Task statement:
The data below must be copied in full and without any change.

A run of records:

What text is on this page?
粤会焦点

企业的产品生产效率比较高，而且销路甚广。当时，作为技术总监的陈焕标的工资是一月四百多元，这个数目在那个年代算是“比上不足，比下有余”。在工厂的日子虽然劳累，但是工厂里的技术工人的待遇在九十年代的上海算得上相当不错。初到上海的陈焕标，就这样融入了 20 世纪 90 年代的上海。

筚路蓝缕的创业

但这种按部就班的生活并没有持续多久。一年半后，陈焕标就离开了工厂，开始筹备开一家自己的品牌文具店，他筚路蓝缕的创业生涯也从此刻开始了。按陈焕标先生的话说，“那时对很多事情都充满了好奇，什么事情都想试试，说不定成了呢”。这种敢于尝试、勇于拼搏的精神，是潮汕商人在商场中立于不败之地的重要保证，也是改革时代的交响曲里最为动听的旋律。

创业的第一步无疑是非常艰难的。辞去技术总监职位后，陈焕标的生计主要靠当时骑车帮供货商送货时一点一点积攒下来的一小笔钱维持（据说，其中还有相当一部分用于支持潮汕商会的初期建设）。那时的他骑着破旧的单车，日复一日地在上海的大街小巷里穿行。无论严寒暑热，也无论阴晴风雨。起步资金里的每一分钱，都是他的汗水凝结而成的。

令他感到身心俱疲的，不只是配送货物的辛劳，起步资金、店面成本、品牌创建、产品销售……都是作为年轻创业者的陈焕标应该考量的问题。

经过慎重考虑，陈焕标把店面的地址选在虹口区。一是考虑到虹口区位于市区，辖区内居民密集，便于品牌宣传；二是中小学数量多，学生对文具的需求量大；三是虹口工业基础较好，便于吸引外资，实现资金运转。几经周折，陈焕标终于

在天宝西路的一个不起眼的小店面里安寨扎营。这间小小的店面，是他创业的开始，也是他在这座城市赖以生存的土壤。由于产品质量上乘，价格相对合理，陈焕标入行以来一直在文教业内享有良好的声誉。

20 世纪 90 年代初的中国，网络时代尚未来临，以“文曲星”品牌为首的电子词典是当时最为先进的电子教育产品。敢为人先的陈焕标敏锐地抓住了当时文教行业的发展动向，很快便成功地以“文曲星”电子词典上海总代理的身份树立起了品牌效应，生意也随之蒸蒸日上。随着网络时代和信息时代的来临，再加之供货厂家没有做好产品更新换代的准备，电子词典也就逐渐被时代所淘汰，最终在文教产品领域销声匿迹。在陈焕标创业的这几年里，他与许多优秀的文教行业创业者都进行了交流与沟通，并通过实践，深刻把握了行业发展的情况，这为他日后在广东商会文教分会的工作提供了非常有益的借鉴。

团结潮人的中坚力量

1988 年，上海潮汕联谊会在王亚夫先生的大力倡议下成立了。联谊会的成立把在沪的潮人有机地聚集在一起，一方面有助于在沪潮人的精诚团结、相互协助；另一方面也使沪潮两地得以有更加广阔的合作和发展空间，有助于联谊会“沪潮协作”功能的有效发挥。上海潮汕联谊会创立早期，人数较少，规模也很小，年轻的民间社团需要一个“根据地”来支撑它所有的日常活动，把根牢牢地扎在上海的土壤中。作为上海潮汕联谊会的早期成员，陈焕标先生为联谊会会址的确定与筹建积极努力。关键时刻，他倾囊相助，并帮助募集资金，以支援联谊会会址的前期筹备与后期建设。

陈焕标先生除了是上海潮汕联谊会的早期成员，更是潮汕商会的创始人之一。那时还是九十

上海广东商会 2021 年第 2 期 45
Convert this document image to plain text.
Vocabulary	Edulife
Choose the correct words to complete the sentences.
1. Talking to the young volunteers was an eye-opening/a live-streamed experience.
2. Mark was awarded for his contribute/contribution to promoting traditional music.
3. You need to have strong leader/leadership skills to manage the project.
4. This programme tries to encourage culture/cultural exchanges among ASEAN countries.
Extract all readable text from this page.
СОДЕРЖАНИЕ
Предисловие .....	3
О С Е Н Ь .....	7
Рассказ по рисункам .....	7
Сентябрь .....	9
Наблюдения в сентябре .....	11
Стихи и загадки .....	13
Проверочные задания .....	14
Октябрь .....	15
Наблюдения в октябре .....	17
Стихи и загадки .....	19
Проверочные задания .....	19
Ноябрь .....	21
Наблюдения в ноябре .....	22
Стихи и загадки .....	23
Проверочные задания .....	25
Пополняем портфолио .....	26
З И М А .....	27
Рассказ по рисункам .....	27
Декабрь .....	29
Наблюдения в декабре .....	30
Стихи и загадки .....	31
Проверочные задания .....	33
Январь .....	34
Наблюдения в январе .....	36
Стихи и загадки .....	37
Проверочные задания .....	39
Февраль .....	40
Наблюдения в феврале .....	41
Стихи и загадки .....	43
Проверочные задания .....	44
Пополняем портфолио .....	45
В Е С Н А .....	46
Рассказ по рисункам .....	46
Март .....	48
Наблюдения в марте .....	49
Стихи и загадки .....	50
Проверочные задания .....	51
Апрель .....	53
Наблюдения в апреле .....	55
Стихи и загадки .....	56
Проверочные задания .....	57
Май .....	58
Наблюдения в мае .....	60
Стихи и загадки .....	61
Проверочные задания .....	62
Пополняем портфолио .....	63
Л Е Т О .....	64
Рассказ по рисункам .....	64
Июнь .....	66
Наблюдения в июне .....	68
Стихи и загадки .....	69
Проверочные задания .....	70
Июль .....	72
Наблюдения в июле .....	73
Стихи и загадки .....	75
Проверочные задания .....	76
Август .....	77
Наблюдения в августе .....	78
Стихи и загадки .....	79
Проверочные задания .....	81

The response:
What text is on this page?
粤会焦点

企业的产品生产效率比较高，而且销路甚广。当时，作为技术总监的陈焕标的工资是一月四百多元，这个数目在那个年代算是“比上不足，比下有余”。在工厂的日子虽然劳累，但是工厂里的技术工人的待遇在九十年代的上海算得上相当不错。初到上海的陈焕标，就这样融入了 20 世纪 90 年代的上海。

筚路蓝缕的创业

但这种按部就班的生活并没有持续多久。一年半后，陈焕标就离开了工厂，开始筹备开一家自己的品牌文具店，他筚路蓝缕的创业生涯也从此刻开始了。按陈焕标先生的话说，“那时对很多事情都充满了好奇，什么事情都想试试，说不定成了呢”。这种敢于尝试、勇于拼搏的精神，是潮汕商人在商场中立于不败之地的重要保证，也是改革时代的交响曲里最为动听的旋律。

创业的第一步无疑是非常艰难的。辞去技术总监职位后，陈焕标的生计主要靠当时骑车帮供货商送货时一点一点积攒下来的一小笔钱维持（据说，其中还有相当一部分用于支持潮汕商会的初期建设）。那时的他骑着破旧的单车，日复一日地在上海的大街小巷里穿行。无论严寒暑热，也无论阴晴风雨。起步资金里的每一分钱，都是他的汗水凝结而成的。

令他感到身心俱疲的，不只是配送货物的辛劳，起步资金、店面成本、品牌创建、产品销售……都是作为年轻创业者的陈焕标应该考量的问题。

经过慎重考虑，陈焕标把店面的地址选在虹口区。一是考虑到虹口区位于市区，辖区内居民密集，便于品牌宣传；二是中小学数量多，学生对文具的需求量大；三是虹口工业基础较好，便于吸引外资，实现资金运转。几经周折，陈焕标终于

在天宝西路的一个不起眼的小店面里安寨扎营。这间小小的店面，是他创业的开始，也是他在这座城市赖以生存的土壤。由于产品质量上乘，价格相对合理，陈焕标入行以来一直在文教业内享有良好的声誉。

20 世纪 90 年代初的中国，网络时代尚未来临，以“文曲星”品牌为首的电子词典是当时最为先进的电子教育产品。敢为人先的陈焕标敏锐地抓住了当时文教行业的发展动向，很快便成功地以“文曲星”电子词典上海总代理的身份树立起了品牌效应，生意也随之蒸蒸日上。随着网络时代和信息时代的来临，再加之供货厂家没有做好产品更新换代的准备，电子词典也就逐渐被时代所淘汰，最终在文教产品领域销声匿迹。在陈焕标创业的这几年里，他与许多优秀的文教行业创业者都进行了交流与沟通，并通过实践，深刻把握了行业发展的情况，这为他日后在广东商会文教分会的工作提供了非常有益的借鉴。

团结潮人的中坚力量

1988 年，上海潮汕联谊会在王亚夫先生的大力倡议下成立了。联谊会的成立把在沪的潮人有机地聚集在一起，一方面有助于在沪潮人的精诚团结、相互协助；另一方面也使沪潮两地得以有更加广阔的合作和发展空间，有助于联谊会“沪潮协作”功能的有效发挥。上海潮汕联谊会创立早期，人数较少，规模也很小，年轻的民间社团需要一个“根据地”来支撑它所有的日常活动，把根牢牢地扎在上海的土壤中。作为上海潮汕联谊会的早期成员，陈焕标先生为联谊会会址的确定与筹建积极努力。关键时刻，他倾囊相助，并帮助募集资金，以支援联谊会会址的前期筹备与后期建设。

陈焕标先生除了是上海潮汕联谊会的早期成员，更是潮汕商会的创始人之一。那时还是九十

上海广东商会 2021 年第 2 期 45
Convert this document image to plain text.
Vocabulary	Edulife
Choose the correct words to complete the sentences.
1. Talking to the young volunteers was an eye-opening/a live-streamed experience.
2. Mark was awarded for his contribute/contribution to promoting traditional music.
3. You need to have strong leader/leadership skills to manage the project.
4. This programme tries to encourage culture/cultural exchanges among ASEAN countries.
Extract all readable text from this page.
СОДЕРЖАНИЕ
Предисловие .....	3
О С Е Н Ь .....	7
Рассказ по рисункам .....	7
Сентябрь .....	9
Наблюдения в сентябре .....	11
Стихи и загадки .....	13
Проверочные задания .....	14
Октябрь .....	15
Наблюдения в октябре .....	17
Стихи и загадки .....	19
Проверочные задания .....	19
Ноябрь .....	21
Наблюдения в ноябре .....	22
Стихи и загадки .....	23
Проверочные задания .....	25
Пополняем портфолио .....	26
З И М А .....	27
Рассказ по рисункам .....	27
Декабрь .....	29
Наблюдения в декабре .....	30
Стихи и загадки .....	31
Проверочные задания .....	33
Январь .....	34
Наблюдения в январе .....	36
Стихи и загадки .....	37
Проверочные задания .....	39
Февраль .....	40
Наблюдения в феврале .....	41
Стихи и загадки .....	43
Проверочные задания .....	44
Пополняем портфолио .....	45
В Е С Н А .....	46
Рассказ по рисункам .....	46
Март .....	48
Наблюдения в марте .....	49
Стихи и загадки .....	50
Проверочные задания .....	51
Апрель .....	53
Наблюдения в апреле .....	55
Стихи и загадки .....	56
Проверочные задания .....	57
Май .....	58
Наблюдения в мае .....	60
Стихи и загадки .....	61
Проверочные задания .....	62
Пополняем портфолио .....	63
Л Е Т О .....	64
Рассказ по рисункам .....	64
Июнь .....	66
Наблюдения в июне .....	68
Стихи и загадки .....	69
Проверочные задания .....	70
Июль .....	72
Наблюдения в июле .....	73
Стихи и загадки .....	75
Проверочные задания .....	76
Август .....	77
Наблюдения в августе .....	78
Стихи и загадки .....	79
Проверочные задания .....	81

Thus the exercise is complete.